> _Brief_
Type out the complete listing below word for word, without its pictures.

> _Exercise materials_
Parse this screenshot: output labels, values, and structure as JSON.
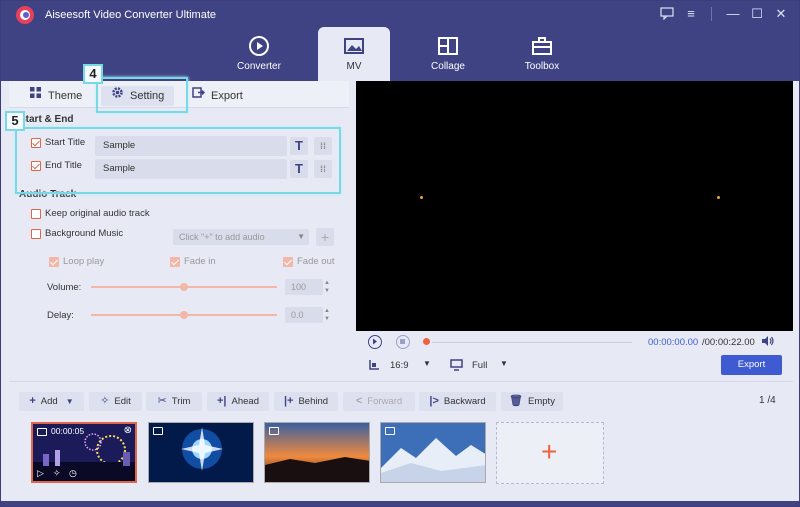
{
  "app": {
    "title": "Aiseesoft Video Converter Ultimate",
    "accent_color": "#3f4383",
    "highlight_color": "#78d9e6",
    "orange": "#e0664a"
  },
  "nav": {
    "tabs": [
      {
        "label": "Converter",
        "icon": "converter-icon",
        "active": false
      },
      {
        "label": "MV",
        "icon": "mv-image-icon",
        "active": true
      },
      {
        "label": "Collage",
        "icon": "collage-icon",
        "active": false
      },
      {
        "label": "Toolbox",
        "icon": "toolbox-icon",
        "active": false
      }
    ]
  },
  "window_controls": [
    "feedback-icon",
    "menu-icon",
    "minimize-icon",
    "maximize-icon",
    "close-icon"
  ],
  "sub_tabs": [
    {
      "label": "Theme",
      "icon": "theme-icon"
    },
    {
      "label": "Setting",
      "icon": "gear-icon"
    },
    {
      "label": "Export",
      "icon": "export-icon"
    }
  ],
  "annotations": {
    "badge4": "4",
    "badge5": "5"
  },
  "start_end": {
    "section_title": "Start & End",
    "start": {
      "label": "Start Title",
      "value": "Sample",
      "checked": true
    },
    "end": {
      "label": "End Title",
      "value": "Sample",
      "checked": true
    }
  },
  "audio": {
    "section_title": "Audio Track",
    "keep_original": {
      "label": "Keep original audio track",
      "checked": false
    },
    "background_music": {
      "label": "Background Music",
      "checked": false
    },
    "add_audio_placeholder": "Click \"+\" to add audio",
    "loop_play": "Loop play",
    "fade_in": "Fade in",
    "fade_out": "Fade out",
    "volume_label": "Volume:",
    "volume_value": "100",
    "volume_level": 0.5,
    "delay_label": "Delay:",
    "delay_value": "0.0",
    "delay_level": 0.5
  },
  "player": {
    "time_current": "00:00:00.00",
    "time_total": "/00:00:22.00",
    "aspect": "16:9",
    "zoom": "Full",
    "export_label": "Export"
  },
  "toolbar": {
    "add": "Add",
    "edit": "Edit",
    "trim": "Trim",
    "ahead": "Ahead",
    "behind": "Behind",
    "forward": "Forward",
    "backward": "Backward",
    "empty": "Empty",
    "page_current": "1",
    "page_total": "/4"
  },
  "clips": [
    {
      "duration": "00:00:05",
      "selected": true
    },
    {
      "selected": false
    },
    {
      "selected": false
    },
    {
      "selected": false
    }
  ]
}
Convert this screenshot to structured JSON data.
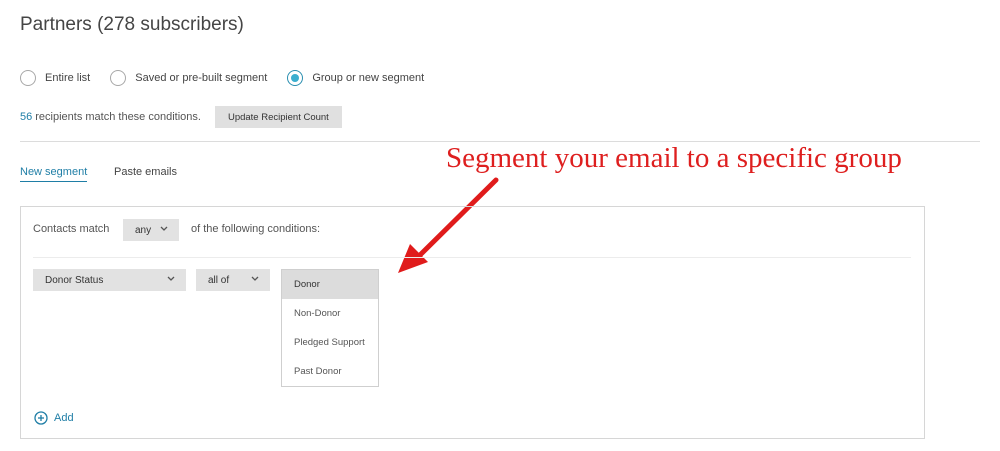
{
  "page_title": "Partners (278 subscribers)",
  "recipient_options": [
    {
      "label": "Entire list",
      "selected": false
    },
    {
      "label": "Saved or pre-built segment",
      "selected": false
    },
    {
      "label": "Group or new segment",
      "selected": true
    }
  ],
  "recipient_count": {
    "number": "56",
    "text": "recipients match these conditions.",
    "update_button": "Update Recipient Count"
  },
  "tabs": [
    {
      "label": "New segment",
      "active": true
    },
    {
      "label": "Paste emails",
      "active": false
    }
  ],
  "annotation": "Segment your email to a specific group",
  "conditions": {
    "prefix": "Contacts match",
    "match_value": "any",
    "suffix": "of the following conditions:",
    "field": "Donor Status",
    "operator": "all of",
    "options": [
      "Donor",
      "Non-Donor",
      "Pledged Support",
      "Past Donor"
    ],
    "highlighted_option": "Donor"
  },
  "add_label": "Add",
  "colors": {
    "accent": "#1f7ea6",
    "radio_selected": "#3aaecf",
    "annotation": "#de1f1f",
    "control_bg": "#e2e2e2"
  },
  "icons": [
    "radio-icon",
    "chevron-down-icon",
    "add-circle-icon",
    "arrow-icon"
  ]
}
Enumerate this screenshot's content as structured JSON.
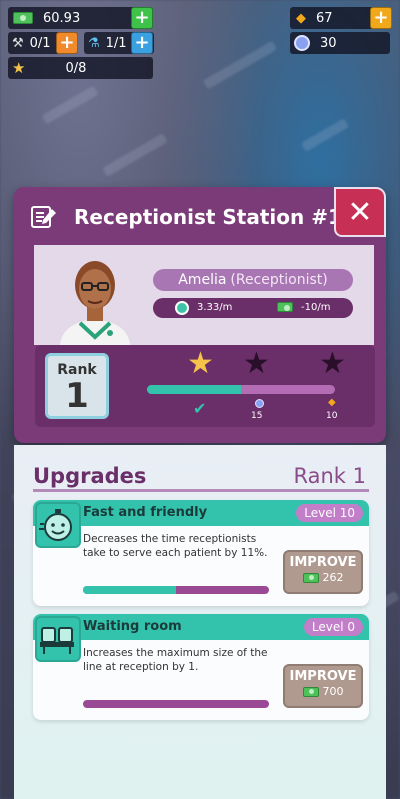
{
  "hud": {
    "cash": "60.93",
    "builders": "0/1",
    "researchers": "1/1",
    "stars": "0/8",
    "gems": "67",
    "crystals": "30"
  },
  "station": {
    "title": "Receptionist Station #1",
    "staff_name": "Amelia",
    "staff_role": "(Receptionist)",
    "service_rate": "3.33/m",
    "wage": "-10/m",
    "rank_label": "Rank",
    "rank_value": "1",
    "reward_crystals": "15",
    "reward_gems": "10",
    "progress": 0.5
  },
  "upgrades": {
    "title": "Upgrades",
    "rank_title": "Rank 1",
    "items": [
      {
        "name": "Fast and friendly",
        "level": "Level 10",
        "description": "Decreases the time receptionists take to serve each patient by 11%.",
        "improve_label": "IMPROVE",
        "cost": "262",
        "progress": 0.5
      },
      {
        "name": "Waiting room",
        "level": "Level 0",
        "description": "Increases the maximum size of the line at reception by 1.",
        "improve_label": "IMPROVE",
        "cost": "700",
        "progress": 0.0
      }
    ]
  },
  "colors": {
    "panel_purple": "#7b3a78",
    "close_red": "#c72f55",
    "teal": "#33c3ac",
    "star_gold": "#f6c34a"
  }
}
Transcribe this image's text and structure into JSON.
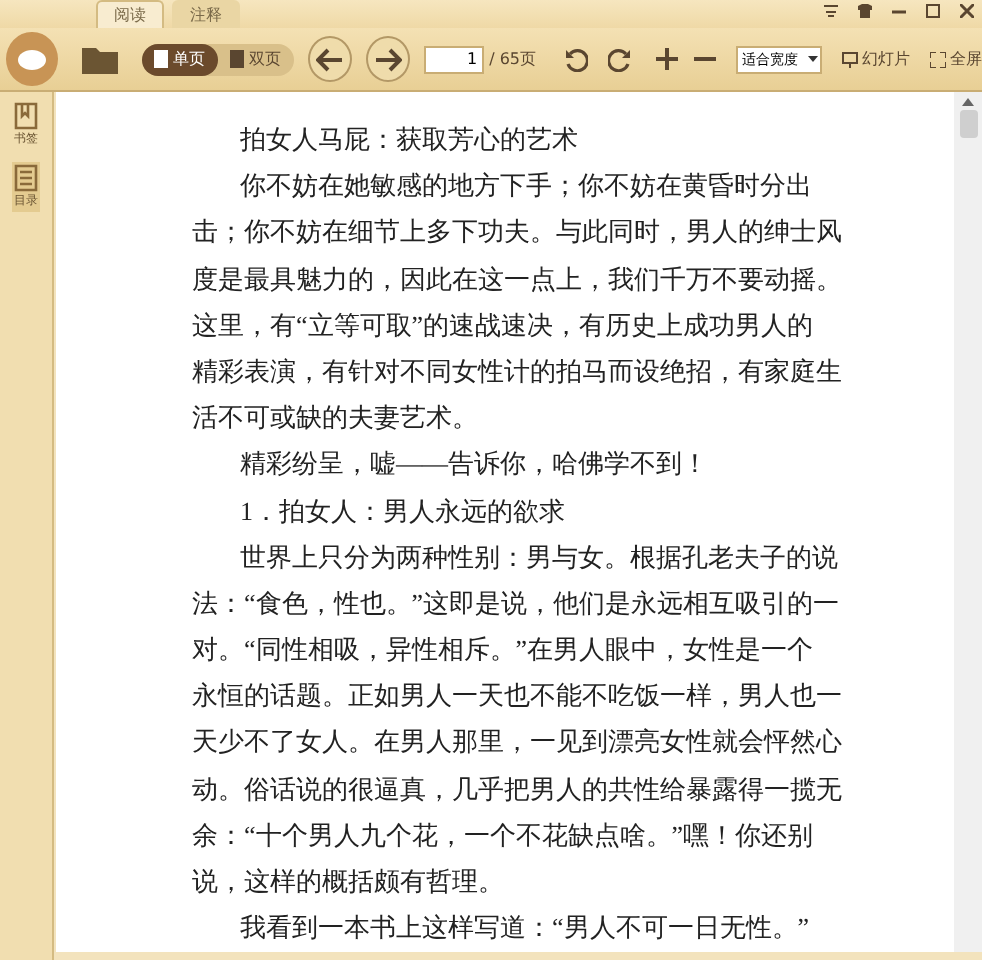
{
  "tabs": [
    {
      "label": "阅读",
      "selected": true
    },
    {
      "label": "注释",
      "selected": false
    }
  ],
  "toolbar": {
    "view_modes": [
      {
        "label": "单页",
        "selected": true
      },
      {
        "label": "双页",
        "selected": false
      }
    ],
    "page_input": "1",
    "page_total": "/ 65页",
    "zoom_select": "适合宽度",
    "slideshow": "幻灯片",
    "fullscreen": "全屏"
  },
  "sidebar": {
    "items": [
      {
        "label": "书签",
        "selected": false
      },
      {
        "label": "目录",
        "selected": true
      }
    ]
  },
  "document": {
    "paragraphs": [
      {
        "kind": "heading",
        "lines": [
          "拍女人马屁：获取芳心的艺术"
        ]
      },
      {
        "kind": "body",
        "lines": [
          "你不妨在她敏感的地方下手；你不妨在黄昏时分出",
          "击；你不妨在细节上多下功夫。与此同时，男人的绅士风",
          "度是最具魅力的，因此在这一点上，我们千万不要动摇。",
          "这里，有“立等可取”的速战速决，有历史上成功男人的",
          "精彩表演，有针对不同女性计的拍马而设绝招，有家庭生",
          "活不可或缺的夫妻艺术。"
        ]
      },
      {
        "kind": "body",
        "lines": [
          "精彩纷呈，嘘——告诉你，哈佛学不到！"
        ]
      },
      {
        "kind": "heading",
        "lines": [
          "1．拍女人：男人永远的欲求"
        ]
      },
      {
        "kind": "body",
        "lines": [
          "世界上只分为两种性别：男与女。根据孔老夫子的说",
          "法：“食色，性也。”这即是说，他们是永远相互吸引的一",
          "对。“同性相吸，异性相斥。”在男人眼中，女性是一个",
          "永恒的话题。正如男人一天也不能不吃饭一样，男人也一",
          "天少不了女人。在男人那里，一见到漂亮女性就会怦然心",
          "动。俗话说的很逼真，几乎把男人的共性给暴露得一揽无",
          "余：“十个男人九个花，一个不花缺点啥。”嘿！你还别",
          "说，这样的概括颇有哲理。"
        ]
      },
      {
        "kind": "body",
        "lines": [
          "我看到一本书上这样写道：“男人不可一日无性。”"
        ]
      }
    ]
  }
}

> _Exercise answer_
Parse this screenshot: output labels, values, and structure as JSON.
{
  "app": {
    "title": "Aiseesoft Video Converter Ultimate",
    "accent_color": "#3f4383",
    "highlight_color": "#78d9e6",
    "orange": "#e0664a"
  },
  "nav": {
    "tabs": [
      {
        "label": "Converter",
        "icon": "converter-icon",
        "active": false
      },
      {
        "label": "MV",
        "icon": "mv-image-icon",
        "active": true
      },
      {
        "label": "Collage",
        "icon": "collage-icon",
        "active": false
      },
      {
        "label": "Toolbox",
        "icon": "toolbox-icon",
        "active": false
      }
    ]
  },
  "window_controls": [
    "feedback-icon",
    "menu-icon",
    "minimize-icon",
    "maximize-icon",
    "close-icon"
  ],
  "sub_tabs": [
    {
      "label": "Theme",
      "icon": "theme-icon"
    },
    {
      "label": "Setting",
      "icon": "gear-icon"
    },
    {
      "label": "Export",
      "icon": "export-icon"
    }
  ],
  "annotations": {
    "badge4": "4",
    "badge5": "5"
  },
  "start_end": {
    "section_title": "Start & End",
    "start": {
      "label": "Start Title",
      "value": "Sample",
      "checked": true
    },
    "end": {
      "label": "End Title",
      "value": "Sample",
      "checked": true
    }
  },
  "audio": {
    "section_title": "Audio Track",
    "keep_original": {
      "label": "Keep original audio track",
      "checked": false
    },
    "background_music": {
      "label": "Background Music",
      "checked": false
    },
    "add_audio_placeholder": "Click \"+\" to add audio",
    "loop_play": "Loop play",
    "fade_in": "Fade in",
    "fade_out": "Fade out",
    "volume_label": "Volume:",
    "volume_value": "100",
    "volume_level": 0.5,
    "delay_label": "Delay:",
    "delay_value": "0.0",
    "delay_level": 0.5
  },
  "player": {
    "time_current": "00:00:00.00",
    "time_total": "/00:00:22.00",
    "aspect": "16:9",
    "zoom": "Full",
    "export_label": "Export"
  },
  "toolbar": {
    "add": "Add",
    "edit": "Edit",
    "trim": "Trim",
    "ahead": "Ahead",
    "behind": "Behind",
    "forward": "Forward",
    "backward": "Backward",
    "empty": "Empty",
    "page_current": "1",
    "page_total": "/4"
  },
  "clips": [
    {
      "duration": "00:00:05",
      "selected": true
    },
    {
      "selected": false
    },
    {
      "selected": false
    },
    {
      "selected": false
    }
  ]
}
Convert this screenshot to structured JSON data.
{
  "page_title": "Partners (278 subscribers)",
  "recipient_options": [
    {
      "label": "Entire list",
      "selected": false
    },
    {
      "label": "Saved or pre-built segment",
      "selected": false
    },
    {
      "label": "Group or new segment",
      "selected": true
    }
  ],
  "recipient_count": {
    "number": "56",
    "text": "recipients match these conditions.",
    "update_button": "Update Recipient Count"
  },
  "tabs": [
    {
      "label": "New segment",
      "active": true
    },
    {
      "label": "Paste emails",
      "active": false
    }
  ],
  "annotation": "Segment your email to a specific group",
  "conditions": {
    "prefix": "Contacts match",
    "match_value": "any",
    "suffix": "of the following conditions:",
    "field": "Donor Status",
    "operator": "all of",
    "options": [
      "Donor",
      "Non-Donor",
      "Pledged Support",
      "Past Donor"
    ],
    "highlighted_option": "Donor"
  },
  "add_label": "Add",
  "colors": {
    "accent": "#1f7ea6",
    "radio_selected": "#3aaecf",
    "annotation": "#de1f1f",
    "control_bg": "#e2e2e2"
  },
  "icons": [
    "radio-icon",
    "chevron-down-icon",
    "add-circle-icon",
    "arrow-icon"
  ]
}
Enumerate this screenshot's content as structured JSON.
{
  "hud": {
    "cash": "60.93",
    "builders": "0/1",
    "researchers": "1/1",
    "stars": "0/8",
    "gems": "67",
    "crystals": "30"
  },
  "station": {
    "title": "Receptionist Station #1",
    "staff_name": "Amelia",
    "staff_role": "(Receptionist)",
    "service_rate": "3.33/m",
    "wage": "-10/m",
    "rank_label": "Rank",
    "rank_value": "1",
    "reward_crystals": "15",
    "reward_gems": "10",
    "progress": 0.5
  },
  "upgrades": {
    "title": "Upgrades",
    "rank_title": "Rank 1",
    "items": [
      {
        "name": "Fast and friendly",
        "level": "Level 10",
        "description": "Decreases the time receptionists take to serve each patient by 11%.",
        "improve_label": "IMPROVE",
        "cost": "262",
        "progress": 0.5
      },
      {
        "name": "Waiting room",
        "level": "Level 0",
        "description": "Increases the maximum size of the line at reception by 1.",
        "improve_label": "IMPROVE",
        "cost": "700",
        "progress": 0.0
      }
    ]
  },
  "colors": {
    "panel_purple": "#7b3a78",
    "close_red": "#c72f55",
    "teal": "#33c3ac",
    "star_gold": "#f6c34a"
  }
}
Transcribe this image's text and structure into JSON.
{
  "tabs": [
    {
      "label": "阅读",
      "selected": true
    },
    {
      "label": "注释",
      "selected": false
    }
  ],
  "toolbar": {
    "view_modes": [
      {
        "label": "单页",
        "selected": true
      },
      {
        "label": "双页",
        "selected": false
      }
    ],
    "page_input": "1",
    "page_total": "/ 65页",
    "zoom_select": "适合宽度",
    "slideshow": "幻灯片",
    "fullscreen": "全屏"
  },
  "sidebar": {
    "items": [
      {
        "label": "书签",
        "selected": false
      },
      {
        "label": "目录",
        "selected": true
      }
    ]
  },
  "document": {
    "paragraphs": [
      {
        "kind": "heading",
        "lines": [
          "拍女人马屁：获取芳心的艺术"
        ]
      },
      {
        "kind": "body",
        "lines": [
          "你不妨在她敏感的地方下手；你不妨在黄昏时分出",
          "击；你不妨在细节上多下功夫。与此同时，男人的绅士风",
          "度是最具魅力的，因此在这一点上，我们千万不要动摇。",
          "这里，有“立等可取”的速战速决，有历史上成功男人的",
          "精彩表演，有针对不同女性计的拍马而设绝招，有家庭生",
          "活不可或缺的夫妻艺术。"
        ]
      },
      {
        "kind": "body",
        "lines": [
          "精彩纷呈，嘘——告诉你，哈佛学不到！"
        ]
      },
      {
        "kind": "heading",
        "lines": [
          "1．拍女人：男人永远的欲求"
        ]
      },
      {
        "kind": "body",
        "lines": [
          "世界上只分为两种性别：男与女。根据孔老夫子的说",
          "法：“食色，性也。”这即是说，他们是永远相互吸引的一",
          "对。“同性相吸，异性相斥。”在男人眼中，女性是一个",
          "永恒的话题。正如男人一天也不能不吃饭一样，男人也一",
          "天少不了女人。在男人那里，一见到漂亮女性就会怦然心",
          "动。俗话说的很逼真，几乎把男人的共性给暴露得一揽无",
          "余：“十个男人九个花，一个不花缺点啥。”嘿！你还别",
          "说，这样的概括颇有哲理。"
        ]
      },
      {
        "kind": "body",
        "lines": [
          "我看到一本书上这样写道：“男人不可一日无性。”"
        ]
      }
    ]
  }
}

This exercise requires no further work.